_CHALLENGE_
Every entry must be given again exactly.

>> START DATA SHOWN

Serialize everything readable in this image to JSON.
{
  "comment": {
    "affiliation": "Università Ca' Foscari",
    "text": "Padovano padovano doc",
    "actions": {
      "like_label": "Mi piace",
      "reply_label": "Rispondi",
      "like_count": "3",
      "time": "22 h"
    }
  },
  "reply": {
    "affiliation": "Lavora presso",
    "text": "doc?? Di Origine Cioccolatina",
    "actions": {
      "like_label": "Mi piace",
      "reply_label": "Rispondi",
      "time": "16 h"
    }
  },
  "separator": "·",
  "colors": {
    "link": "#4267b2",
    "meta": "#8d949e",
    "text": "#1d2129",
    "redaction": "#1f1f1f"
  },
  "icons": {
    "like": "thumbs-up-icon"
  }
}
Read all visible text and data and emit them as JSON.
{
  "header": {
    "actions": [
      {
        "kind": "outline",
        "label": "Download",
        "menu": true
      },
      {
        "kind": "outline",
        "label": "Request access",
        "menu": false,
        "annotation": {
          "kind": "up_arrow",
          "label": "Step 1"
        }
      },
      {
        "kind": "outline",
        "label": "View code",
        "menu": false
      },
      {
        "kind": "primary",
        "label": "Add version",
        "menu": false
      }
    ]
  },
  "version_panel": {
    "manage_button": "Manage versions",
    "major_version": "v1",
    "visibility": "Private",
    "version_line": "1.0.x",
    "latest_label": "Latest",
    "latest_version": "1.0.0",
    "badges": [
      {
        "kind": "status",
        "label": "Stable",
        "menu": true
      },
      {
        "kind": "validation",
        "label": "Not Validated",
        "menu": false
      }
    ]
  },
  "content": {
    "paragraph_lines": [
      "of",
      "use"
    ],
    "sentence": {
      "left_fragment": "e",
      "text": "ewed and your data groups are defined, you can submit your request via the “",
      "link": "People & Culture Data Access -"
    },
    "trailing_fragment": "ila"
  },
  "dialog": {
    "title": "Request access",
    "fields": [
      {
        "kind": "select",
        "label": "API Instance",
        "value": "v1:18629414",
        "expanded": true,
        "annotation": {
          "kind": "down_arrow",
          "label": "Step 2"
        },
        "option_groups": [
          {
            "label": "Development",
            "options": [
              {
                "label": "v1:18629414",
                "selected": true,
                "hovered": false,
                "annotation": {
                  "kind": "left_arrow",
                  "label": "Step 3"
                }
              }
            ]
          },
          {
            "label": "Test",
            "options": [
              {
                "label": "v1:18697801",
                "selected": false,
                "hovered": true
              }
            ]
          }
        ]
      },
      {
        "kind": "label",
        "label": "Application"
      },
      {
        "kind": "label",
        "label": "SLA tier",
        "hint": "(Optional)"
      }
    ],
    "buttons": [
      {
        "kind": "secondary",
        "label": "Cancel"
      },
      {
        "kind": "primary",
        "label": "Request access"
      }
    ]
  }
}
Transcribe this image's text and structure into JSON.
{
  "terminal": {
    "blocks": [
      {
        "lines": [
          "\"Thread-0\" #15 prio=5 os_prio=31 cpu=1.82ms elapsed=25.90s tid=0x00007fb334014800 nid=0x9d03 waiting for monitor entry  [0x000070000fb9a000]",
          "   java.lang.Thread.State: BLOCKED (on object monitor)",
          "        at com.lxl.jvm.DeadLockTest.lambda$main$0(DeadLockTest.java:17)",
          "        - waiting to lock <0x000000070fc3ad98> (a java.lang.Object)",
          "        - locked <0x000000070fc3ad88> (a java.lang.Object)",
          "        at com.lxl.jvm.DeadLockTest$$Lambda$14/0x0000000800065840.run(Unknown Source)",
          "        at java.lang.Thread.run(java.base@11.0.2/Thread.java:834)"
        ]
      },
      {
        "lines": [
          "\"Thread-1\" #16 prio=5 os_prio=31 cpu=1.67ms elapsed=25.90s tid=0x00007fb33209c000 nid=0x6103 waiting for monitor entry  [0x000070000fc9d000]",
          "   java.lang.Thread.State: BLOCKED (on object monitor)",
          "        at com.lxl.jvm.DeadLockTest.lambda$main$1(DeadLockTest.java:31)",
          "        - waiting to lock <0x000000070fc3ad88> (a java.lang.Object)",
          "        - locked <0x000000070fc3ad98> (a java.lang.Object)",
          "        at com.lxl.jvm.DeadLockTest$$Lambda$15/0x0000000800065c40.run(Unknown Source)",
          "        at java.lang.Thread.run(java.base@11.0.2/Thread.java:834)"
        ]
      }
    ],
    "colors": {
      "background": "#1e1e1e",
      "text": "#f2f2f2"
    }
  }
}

>> END DATA SHOWN

_REPLY TO THE TASK_
Serialize everything readable in this image to JSON.
{
  "comment": {
    "affiliation": "Università Ca' Foscari",
    "text": "Padovano padovano doc",
    "actions": {
      "like_label": "Mi piace",
      "reply_label": "Rispondi",
      "like_count": "3",
      "time": "22 h"
    }
  },
  "reply": {
    "affiliation": "Lavora presso",
    "text": "doc?? Di Origine Cioccolatina",
    "actions": {
      "like_label": "Mi piace",
      "reply_label": "Rispondi",
      "time": "16 h"
    }
  },
  "separator": "·",
  "colors": {
    "link": "#4267b2",
    "meta": "#8d949e",
    "text": "#1d2129",
    "redaction": "#1f1f1f"
  },
  "icons": {
    "like": "thumbs-up-icon"
  }
}
Read all visible text and data and emit them as JSON.
{
  "header": {
    "actions": [
      {
        "kind": "outline",
        "label": "Download",
        "menu": true
      },
      {
        "kind": "outline",
        "label": "Request access",
        "menu": false,
        "annotation": {
          "kind": "up_arrow",
          "label": "Step 1"
        }
      },
      {
        "kind": "outline",
        "label": "View code",
        "menu": false
      },
      {
        "kind": "primary",
        "label": "Add version",
        "menu": false
      }
    ]
  },
  "version_panel": {
    "manage_button": "Manage versions",
    "major_version": "v1",
    "visibility": "Private",
    "version_line": "1.0.x",
    "latest_label": "Latest",
    "latest_version": "1.0.0",
    "badges": [
      {
        "kind": "status",
        "label": "Stable",
        "menu": true
      },
      {
        "kind": "validation",
        "label": "Not Validated",
        "menu": false
      }
    ]
  },
  "content": {
    "paragraph_lines": [
      "of",
      "use"
    ],
    "sentence": {
      "left_fragment": "e",
      "text": "ewed and your data groups are defined, you can submit your request via the “",
      "link": "People & Culture Data Access -"
    },
    "trailing_fragment": "ila"
  },
  "dialog": {
    "title": "Request access",
    "fields": [
      {
        "kind": "select",
        "label": "API Instance",
        "value": "v1:18629414",
        "expanded": true,
        "annotation": {
          "kind": "down_arrow",
          "label": "Step 2"
        },
        "option_groups": [
          {
            "label": "Development",
            "options": [
              {
                "label": "v1:18629414",
                "selected": true,
                "hovered": false,
                "annotation": {
                  "kind": "left_arrow",
                  "label": "Step 3"
                }
              }
            ]
          },
          {
            "label": "Test",
            "options": [
              {
                "label": "v1:18697801",
                "selected": false,
                "hovered": true
              }
            ]
          }
        ]
      },
      {
        "kind": "label",
        "label": "Application"
      },
      {
        "kind": "label",
        "label": "SLA tier",
        "hint": "(Optional)"
      }
    ],
    "buttons": [
      {
        "kind": "secondary",
        "label": "Cancel"
      },
      {
        "kind": "primary",
        "label": "Request access"
      }
    ]
  }
}
Transcribe this image's text and structure into JSON.
{
  "terminal": {
    "blocks": [
      {
        "lines": [
          "\"Thread-0\" #15 prio=5 os_prio=31 cpu=1.82ms elapsed=25.90s tid=0x00007fb334014800 nid=0x9d03 waiting for monitor entry  [0x000070000fb9a000]",
          "   java.lang.Thread.State: BLOCKED (on object monitor)",
          "        at com.lxl.jvm.DeadLockTest.lambda$main$0(DeadLockTest.java:17)",
          "        - waiting to lock <0x000000070fc3ad98> (a java.lang.Object)",
          "        - locked <0x000000070fc3ad88> (a java.lang.Object)",
          "        at com.lxl.jvm.DeadLockTest$$Lambda$14/0x0000000800065840.run(Unknown Source)",
          "        at java.lang.Thread.run(java.base@11.0.2/Thread.java:834)"
        ]
      },
      {
        "lines": [
          "\"Thread-1\" #16 prio=5 os_prio=31 cpu=1.67ms elapsed=25.90s tid=0x00007fb33209c000 nid=0x6103 waiting for monitor entry  [0x000070000fc9d000]",
          "   java.lang.Thread.State: BLOCKED (on object monitor)",
          "        at com.lxl.jvm.DeadLockTest.lambda$main$1(DeadLockTest.java:31)",
          "        - waiting to lock <0x000000070fc3ad88> (a java.lang.Object)",
          "        - locked <0x000000070fc3ad98> (a java.lang.Object)",
          "        at com.lxl.jvm.DeadLockTest$$Lambda$15/0x0000000800065c40.run(Unknown Source)",
          "        at java.lang.Thread.run(java.base@11.0.2/Thread.java:834)"
        ]
      }
    ],
    "colors": {
      "background": "#1e1e1e",
      "text": "#f2f2f2"
    }
  }
}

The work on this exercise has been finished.